• _Task instructions_: Retype each record shown below, leaving every character as it is.

• _Working data_:

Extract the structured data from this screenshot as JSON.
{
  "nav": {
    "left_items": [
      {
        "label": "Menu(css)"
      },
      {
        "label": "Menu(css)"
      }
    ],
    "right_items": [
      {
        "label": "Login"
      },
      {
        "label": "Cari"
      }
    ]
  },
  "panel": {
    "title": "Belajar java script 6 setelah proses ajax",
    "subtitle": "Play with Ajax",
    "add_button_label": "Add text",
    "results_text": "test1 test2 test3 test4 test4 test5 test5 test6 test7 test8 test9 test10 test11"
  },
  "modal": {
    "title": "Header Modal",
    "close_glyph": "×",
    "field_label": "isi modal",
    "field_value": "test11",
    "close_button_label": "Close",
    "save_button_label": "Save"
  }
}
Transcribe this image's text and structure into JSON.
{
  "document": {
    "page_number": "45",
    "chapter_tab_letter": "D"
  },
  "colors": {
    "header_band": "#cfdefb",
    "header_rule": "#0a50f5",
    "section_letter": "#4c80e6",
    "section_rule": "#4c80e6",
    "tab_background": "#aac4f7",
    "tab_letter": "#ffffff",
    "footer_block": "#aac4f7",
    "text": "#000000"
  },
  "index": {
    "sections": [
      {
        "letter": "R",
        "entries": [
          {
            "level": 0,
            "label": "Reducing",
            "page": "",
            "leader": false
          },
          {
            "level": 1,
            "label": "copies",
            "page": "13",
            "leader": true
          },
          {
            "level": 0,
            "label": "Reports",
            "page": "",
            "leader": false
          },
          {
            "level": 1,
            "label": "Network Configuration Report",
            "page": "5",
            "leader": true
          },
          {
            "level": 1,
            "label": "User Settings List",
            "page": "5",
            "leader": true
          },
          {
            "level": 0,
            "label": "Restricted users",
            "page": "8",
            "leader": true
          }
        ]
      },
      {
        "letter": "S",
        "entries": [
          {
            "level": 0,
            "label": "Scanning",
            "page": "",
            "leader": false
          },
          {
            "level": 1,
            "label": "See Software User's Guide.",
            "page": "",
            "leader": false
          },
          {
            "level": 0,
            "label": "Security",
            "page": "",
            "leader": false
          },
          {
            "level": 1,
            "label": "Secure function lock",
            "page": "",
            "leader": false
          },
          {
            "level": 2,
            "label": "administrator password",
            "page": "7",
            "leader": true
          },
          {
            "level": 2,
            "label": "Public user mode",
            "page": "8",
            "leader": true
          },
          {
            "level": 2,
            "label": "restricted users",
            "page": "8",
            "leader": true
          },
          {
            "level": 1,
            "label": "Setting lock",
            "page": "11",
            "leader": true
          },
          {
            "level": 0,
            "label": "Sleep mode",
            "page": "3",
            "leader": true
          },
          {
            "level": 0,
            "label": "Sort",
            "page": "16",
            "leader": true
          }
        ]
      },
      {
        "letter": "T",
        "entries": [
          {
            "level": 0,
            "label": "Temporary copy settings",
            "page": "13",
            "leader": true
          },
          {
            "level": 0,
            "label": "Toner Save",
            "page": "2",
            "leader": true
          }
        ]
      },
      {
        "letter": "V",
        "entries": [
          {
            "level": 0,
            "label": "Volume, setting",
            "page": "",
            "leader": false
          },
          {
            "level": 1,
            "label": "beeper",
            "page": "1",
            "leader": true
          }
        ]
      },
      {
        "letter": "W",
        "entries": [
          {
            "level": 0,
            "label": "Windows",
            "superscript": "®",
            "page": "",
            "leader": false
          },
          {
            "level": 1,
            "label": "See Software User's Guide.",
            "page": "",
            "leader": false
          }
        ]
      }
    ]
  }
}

• _Answer for this exercise_:
Extract the structured data from this screenshot as JSON.
{
  "nav": {
    "left_items": [
      {
        "label": "Menu(css)"
      },
      {
        "label": "Menu(css)"
      }
    ],
    "right_items": [
      {
        "label": "Login"
      },
      {
        "label": "Cari"
      }
    ]
  },
  "panel": {
    "title": "Belajar java script 6 setelah proses ajax",
    "subtitle": "Play with Ajax",
    "add_button_label": "Add text",
    "results_text": "test1 test2 test3 test4 test4 test5 test5 test6 test7 test8 test9 test10 test11"
  },
  "modal": {
    "title": "Header Modal",
    "close_glyph": "×",
    "field_label": "isi modal",
    "field_value": "test11",
    "close_button_label": "Close",
    "save_button_label": "Save"
  }
}
Transcribe this image's text and structure into JSON.
{
  "document": {
    "page_number": "45",
    "chapter_tab_letter": "D"
  },
  "colors": {
    "header_band": "#cfdefb",
    "header_rule": "#0a50f5",
    "section_letter": "#4c80e6",
    "section_rule": "#4c80e6",
    "tab_background": "#aac4f7",
    "tab_letter": "#ffffff",
    "footer_block": "#aac4f7",
    "text": "#000000"
  },
  "index": {
    "sections": [
      {
        "letter": "R",
        "entries": [
          {
            "level": 0,
            "label": "Reducing",
            "page": "",
            "leader": false
          },
          {
            "level": 1,
            "label": "copies",
            "page": "13",
            "leader": true
          },
          {
            "level": 0,
            "label": "Reports",
            "page": "",
            "leader": false
          },
          {
            "level": 1,
            "label": "Network Configuration Report",
            "page": "5",
            "leader": true
          },
          {
            "level": 1,
            "label": "User Settings List",
            "page": "5",
            "leader": true
          },
          {
            "level": 0,
            "label": "Restricted users",
            "page": "8",
            "leader": true
          }
        ]
      },
      {
        "letter": "S",
        "entries": [
          {
            "level": 0,
            "label": "Scanning",
            "page": "",
            "leader": false
          },
          {
            "level": 1,
            "label": "See Software User's Guide.",
            "page": "",
            "leader": false
          },
          {
            "level": 0,
            "label": "Security",
            "page": "",
            "leader": false
          },
          {
            "level": 1,
            "label": "Secure function lock",
            "page": "",
            "leader": false
          },
          {
            "level": 2,
            "label": "administrator password",
            "page": "7",
            "leader": true
          },
          {
            "level": 2,
            "label": "Public user mode",
            "page": "8",
            "leader": true
          },
          {
            "level": 2,
            "label": "restricted users",
            "page": "8",
            "leader": true
          },
          {
            "level": 1,
            "label": "Setting lock",
            "page": "11",
            "leader": true
          },
          {
            "level": 0,
            "label": "Sleep mode",
            "page": "3",
            "leader": true
          },
          {
            "level": 0,
            "label": "Sort",
            "page": "16",
            "leader": true
          }
        ]
      },
      {
        "letter": "T",
        "entries": [
          {
            "level": 0,
            "label": "Temporary copy settings",
            "page": "13",
            "leader": true
          },
          {
            "level": 0,
            "label": "Toner Save",
            "page": "2",
            "leader": true
          }
        ]
      },
      {
        "letter": "V",
        "entries": [
          {
            "level": 0,
            "label": "Volume, setting",
            "page": "",
            "leader": false
          },
          {
            "level": 1,
            "label": "beeper",
            "page": "1",
            "leader": true
          }
        ]
      },
      {
        "letter": "W",
        "entries": [
          {
            "level": 0,
            "label": "Windows",
            "superscript": "®",
            "page": "",
            "leader": false
          },
          {
            "level": 1,
            "label": "See Software User's Guide.",
            "page": "",
            "leader": false
          }
        ]
      }
    ]
  }
}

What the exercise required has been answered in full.